§ Stored data:

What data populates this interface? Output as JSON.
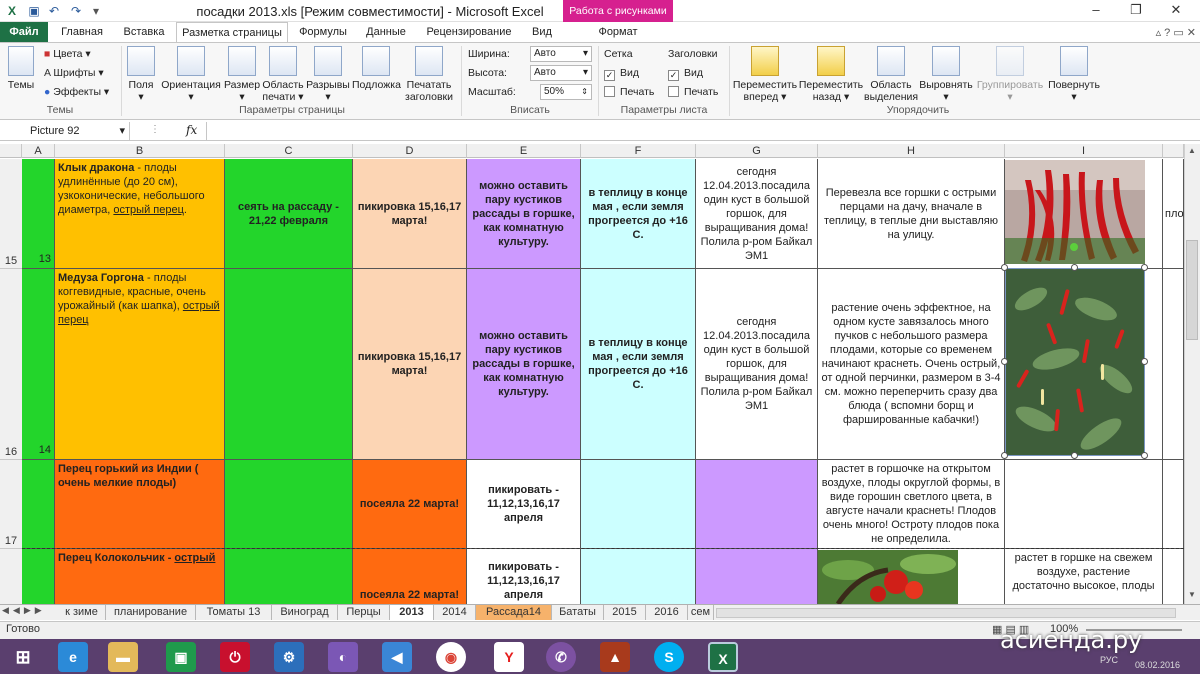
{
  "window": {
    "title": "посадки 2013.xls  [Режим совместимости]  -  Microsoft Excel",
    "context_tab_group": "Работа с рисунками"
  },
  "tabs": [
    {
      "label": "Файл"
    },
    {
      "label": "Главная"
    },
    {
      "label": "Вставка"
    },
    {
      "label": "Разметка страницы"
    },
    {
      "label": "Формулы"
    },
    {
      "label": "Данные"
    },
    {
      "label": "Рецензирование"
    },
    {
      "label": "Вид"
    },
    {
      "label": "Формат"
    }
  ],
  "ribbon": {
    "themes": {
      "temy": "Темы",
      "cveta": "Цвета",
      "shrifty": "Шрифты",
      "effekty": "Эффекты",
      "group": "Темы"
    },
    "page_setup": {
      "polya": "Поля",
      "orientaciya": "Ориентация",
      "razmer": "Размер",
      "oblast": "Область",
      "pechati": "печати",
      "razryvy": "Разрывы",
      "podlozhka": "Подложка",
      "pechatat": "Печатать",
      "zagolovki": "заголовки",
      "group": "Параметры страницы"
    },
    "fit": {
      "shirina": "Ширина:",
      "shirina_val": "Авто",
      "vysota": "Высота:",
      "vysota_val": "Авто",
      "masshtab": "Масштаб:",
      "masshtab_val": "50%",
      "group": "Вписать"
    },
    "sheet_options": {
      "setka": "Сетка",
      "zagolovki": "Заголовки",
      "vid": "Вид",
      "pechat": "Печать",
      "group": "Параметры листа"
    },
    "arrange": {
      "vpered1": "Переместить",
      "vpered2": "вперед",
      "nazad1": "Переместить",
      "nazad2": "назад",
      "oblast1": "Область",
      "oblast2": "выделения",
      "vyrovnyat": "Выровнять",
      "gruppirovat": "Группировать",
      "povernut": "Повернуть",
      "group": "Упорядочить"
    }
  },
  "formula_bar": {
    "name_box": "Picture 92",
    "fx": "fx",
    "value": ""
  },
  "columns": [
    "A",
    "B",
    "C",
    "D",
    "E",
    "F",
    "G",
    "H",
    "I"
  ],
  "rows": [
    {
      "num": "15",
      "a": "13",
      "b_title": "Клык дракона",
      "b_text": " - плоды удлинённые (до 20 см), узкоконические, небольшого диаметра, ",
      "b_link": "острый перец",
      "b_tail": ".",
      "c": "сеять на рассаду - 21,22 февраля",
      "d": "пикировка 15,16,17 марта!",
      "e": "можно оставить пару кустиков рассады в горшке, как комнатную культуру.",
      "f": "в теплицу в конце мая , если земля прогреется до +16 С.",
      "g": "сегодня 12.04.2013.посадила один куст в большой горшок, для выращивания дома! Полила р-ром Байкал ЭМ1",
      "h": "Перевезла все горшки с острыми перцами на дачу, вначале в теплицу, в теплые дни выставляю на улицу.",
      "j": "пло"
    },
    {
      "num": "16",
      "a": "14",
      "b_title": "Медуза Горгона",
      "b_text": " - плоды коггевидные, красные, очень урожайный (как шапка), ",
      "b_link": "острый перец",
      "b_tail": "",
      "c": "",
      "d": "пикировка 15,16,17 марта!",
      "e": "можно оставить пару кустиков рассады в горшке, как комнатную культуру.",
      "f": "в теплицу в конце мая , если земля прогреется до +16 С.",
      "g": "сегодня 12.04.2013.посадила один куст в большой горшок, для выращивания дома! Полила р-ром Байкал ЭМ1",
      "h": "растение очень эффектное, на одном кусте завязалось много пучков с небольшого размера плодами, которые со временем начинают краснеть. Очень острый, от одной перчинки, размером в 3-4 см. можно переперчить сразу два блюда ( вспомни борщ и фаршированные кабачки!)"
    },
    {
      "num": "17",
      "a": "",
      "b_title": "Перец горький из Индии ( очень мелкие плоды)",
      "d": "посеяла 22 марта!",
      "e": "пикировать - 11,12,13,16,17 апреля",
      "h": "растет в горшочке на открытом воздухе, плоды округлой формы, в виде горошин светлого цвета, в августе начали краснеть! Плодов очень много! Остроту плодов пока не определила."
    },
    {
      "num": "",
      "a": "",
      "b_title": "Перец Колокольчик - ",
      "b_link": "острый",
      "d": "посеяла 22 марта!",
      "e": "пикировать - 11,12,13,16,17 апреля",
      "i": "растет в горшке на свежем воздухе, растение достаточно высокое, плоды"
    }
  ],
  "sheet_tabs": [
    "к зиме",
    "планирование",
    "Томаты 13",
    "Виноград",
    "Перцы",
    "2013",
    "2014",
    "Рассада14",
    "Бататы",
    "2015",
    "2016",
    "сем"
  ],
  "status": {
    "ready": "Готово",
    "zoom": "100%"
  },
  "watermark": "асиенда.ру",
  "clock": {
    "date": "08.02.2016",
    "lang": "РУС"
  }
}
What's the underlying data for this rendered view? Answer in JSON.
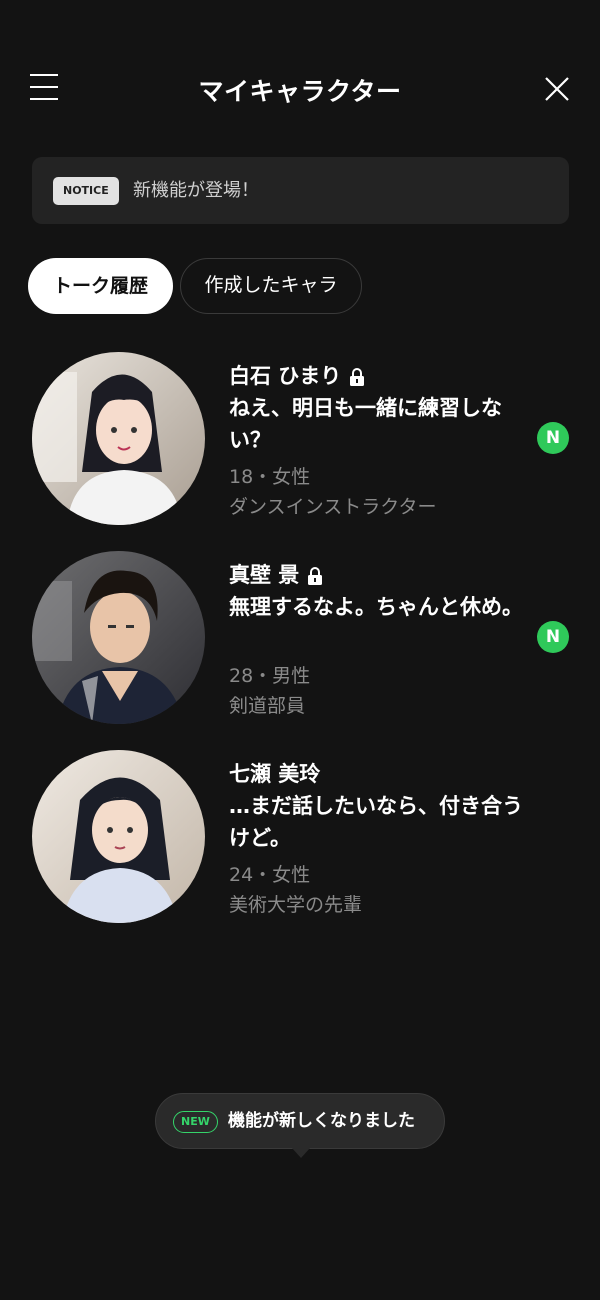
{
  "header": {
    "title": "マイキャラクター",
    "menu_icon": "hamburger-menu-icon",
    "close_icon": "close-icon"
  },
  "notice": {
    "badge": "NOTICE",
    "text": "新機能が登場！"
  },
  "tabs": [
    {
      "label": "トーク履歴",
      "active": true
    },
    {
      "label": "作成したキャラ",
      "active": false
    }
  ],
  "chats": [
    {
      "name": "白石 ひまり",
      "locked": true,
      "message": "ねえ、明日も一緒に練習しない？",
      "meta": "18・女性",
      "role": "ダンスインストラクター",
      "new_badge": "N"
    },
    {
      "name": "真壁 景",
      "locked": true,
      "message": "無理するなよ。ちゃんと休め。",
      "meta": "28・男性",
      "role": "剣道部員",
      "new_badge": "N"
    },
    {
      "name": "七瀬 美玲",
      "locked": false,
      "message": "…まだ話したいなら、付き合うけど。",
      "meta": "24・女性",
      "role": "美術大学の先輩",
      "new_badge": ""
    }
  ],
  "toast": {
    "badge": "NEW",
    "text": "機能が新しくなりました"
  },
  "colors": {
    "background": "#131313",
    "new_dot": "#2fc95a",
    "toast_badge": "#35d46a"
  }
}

§ Required work:
Reproduce the data verbatim. Do not carry any picture into the copy.

§ Task output:
What data populates this interface? Output as JSON.
{
  "window": {
    "title": "посадки 2013.xls  [Режим совместимости]  -  Microsoft Excel",
    "context_tab_group": "Работа с рисунками"
  },
  "tabs": [
    {
      "label": "Файл"
    },
    {
      "label": "Главная"
    },
    {
      "label": "Вставка"
    },
    {
      "label": "Разметка страницы"
    },
    {
      "label": "Формулы"
    },
    {
      "label": "Данные"
    },
    {
      "label": "Рецензирование"
    },
    {
      "label": "Вид"
    },
    {
      "label": "Формат"
    }
  ],
  "ribbon": {
    "themes": {
      "temy": "Темы",
      "cveta": "Цвета",
      "shrifty": "Шрифты",
      "effekty": "Эффекты",
      "group": "Темы"
    },
    "page_setup": {
      "polya": "Поля",
      "orientaciya": "Ориентация",
      "razmer": "Размер",
      "oblast": "Область",
      "pechati": "печати",
      "razryvy": "Разрывы",
      "podlozhka": "Подложка",
      "pechatat": "Печатать",
      "zagolovki": "заголовки",
      "group": "Параметры страницы"
    },
    "fit": {
      "shirina": "Ширина:",
      "shirina_val": "Авто",
      "vysota": "Высота:",
      "vysota_val": "Авто",
      "masshtab": "Масштаб:",
      "masshtab_val": "50%",
      "group": "Вписать"
    },
    "sheet_options": {
      "setka": "Сетка",
      "zagolovki": "Заголовки",
      "vid": "Вид",
      "pechat": "Печать",
      "group": "Параметры листа"
    },
    "arrange": {
      "vpered1": "Переместить",
      "vpered2": "вперед",
      "nazad1": "Переместить",
      "nazad2": "назад",
      "oblast1": "Область",
      "oblast2": "выделения",
      "vyrovnyat": "Выровнять",
      "gruppirovat": "Группировать",
      "povernut": "Повернуть",
      "group": "Упорядочить"
    }
  },
  "formula_bar": {
    "name_box": "Picture 92",
    "fx": "fx",
    "value": ""
  },
  "columns": [
    "A",
    "B",
    "C",
    "D",
    "E",
    "F",
    "G",
    "H",
    "I"
  ],
  "rows": [
    {
      "num": "15",
      "a": "13",
      "b_title": "Клык дракона",
      "b_text": " - плоды удлинённые (до 20 см), узкоконические, небольшого диаметра, ",
      "b_link": "острый перец",
      "b_tail": ".",
      "c": "сеять на рассаду - 21,22 февраля",
      "d": "пикировка 15,16,17 марта!",
      "e": "можно оставить пару кустиков рассады в горшке, как комнатную культуру.",
      "f": "в теплицу в конце мая , если земля прогреется до +16 С.",
      "g": "сегодня 12.04.2013.посадила один куст в большой горшок, для выращивания дома! Полила р-ром Байкал ЭМ1",
      "h": "Перевезла все горшки с острыми перцами на дачу, вначале в теплицу, в теплые дни выставляю на улицу.",
      "j": "пло"
    },
    {
      "num": "16",
      "a": "14",
      "b_title": "Медуза Горгона",
      "b_text": " - плоды коггевидные, красные, очень урожайный (как шапка), ",
      "b_link": "острый перец",
      "b_tail": "",
      "c": "",
      "d": "пикировка 15,16,17 марта!",
      "e": "можно оставить пару кустиков рассады в горшке, как комнатную культуру.",
      "f": "в теплицу в конце мая , если земля прогреется до +16 С.",
      "g": "сегодня 12.04.2013.посадила один куст в большой горшок, для выращивания дома! Полила р-ром Байкал ЭМ1",
      "h": "растение очень эффектное, на одном кусте завязалось много пучков с небольшого размера плодами, которые со временем начинают краснеть. Очень острый, от одной перчинки, размером в 3-4 см. можно переперчить сразу два блюда ( вспомни борщ и фаршированные кабачки!)"
    },
    {
      "num": "17",
      "a": "",
      "b_title": "Перец горький из Индии ( очень мелкие плоды)",
      "d": "посеяла 22 марта!",
      "e": "пикировать - 11,12,13,16,17 апреля",
      "h": "растет в горшочке на открытом воздухе, плоды округлой формы, в виде горошин светлого цвета, в августе начали краснеть! Плодов очень много! Остроту плодов пока не определила."
    },
    {
      "num": "",
      "a": "",
      "b_title": "Перец Колокольчик - ",
      "b_link": "острый",
      "d": "посеяла 22 марта!",
      "e": "пикировать - 11,12,13,16,17 апреля",
      "i": "растет в горшке на свежем воздухе, растение достаточно высокое, плоды"
    }
  ],
  "sheet_tabs": [
    "к зиме",
    "планирование",
    "Томаты 13",
    "Виноград",
    "Перцы",
    "2013",
    "2014",
    "Рассада14",
    "Бататы",
    "2015",
    "2016",
    "сем"
  ],
  "status": {
    "ready": "Готово",
    "zoom": "100%"
  },
  "watermark": "асиенда.ру",
  "clock": {
    "date": "08.02.2016",
    "lang": "РУС"
  }
}
What's the underlying data for this rendered view? Answer in JSON.
{
  "header": {
    "title": "マイキャラクター",
    "menu_icon": "hamburger-menu-icon",
    "close_icon": "close-icon"
  },
  "notice": {
    "badge": "NOTICE",
    "text": "新機能が登場！"
  },
  "tabs": [
    {
      "label": "トーク履歴",
      "active": true
    },
    {
      "label": "作成したキャラ",
      "active": false
    }
  ],
  "chats": [
    {
      "name": "白石 ひまり",
      "locked": true,
      "message": "ねえ、明日も一緒に練習しない？",
      "meta": "18・女性",
      "role": "ダンスインストラクター",
      "new_badge": "N"
    },
    {
      "name": "真壁 景",
      "locked": true,
      "message": "無理するなよ。ちゃんと休め。",
      "meta": "28・男性",
      "role": "剣道部員",
      "new_badge": "N"
    },
    {
      "name": "七瀬 美玲",
      "locked": false,
      "message": "…まだ話したいなら、付き合うけど。",
      "meta": "24・女性",
      "role": "美術大学の先輩",
      "new_badge": ""
    }
  ],
  "toast": {
    "badge": "NEW",
    "text": "機能が新しくなりました"
  },
  "colors": {
    "background": "#131313",
    "new_dot": "#2fc95a",
    "toast_badge": "#35d46a"
  }
}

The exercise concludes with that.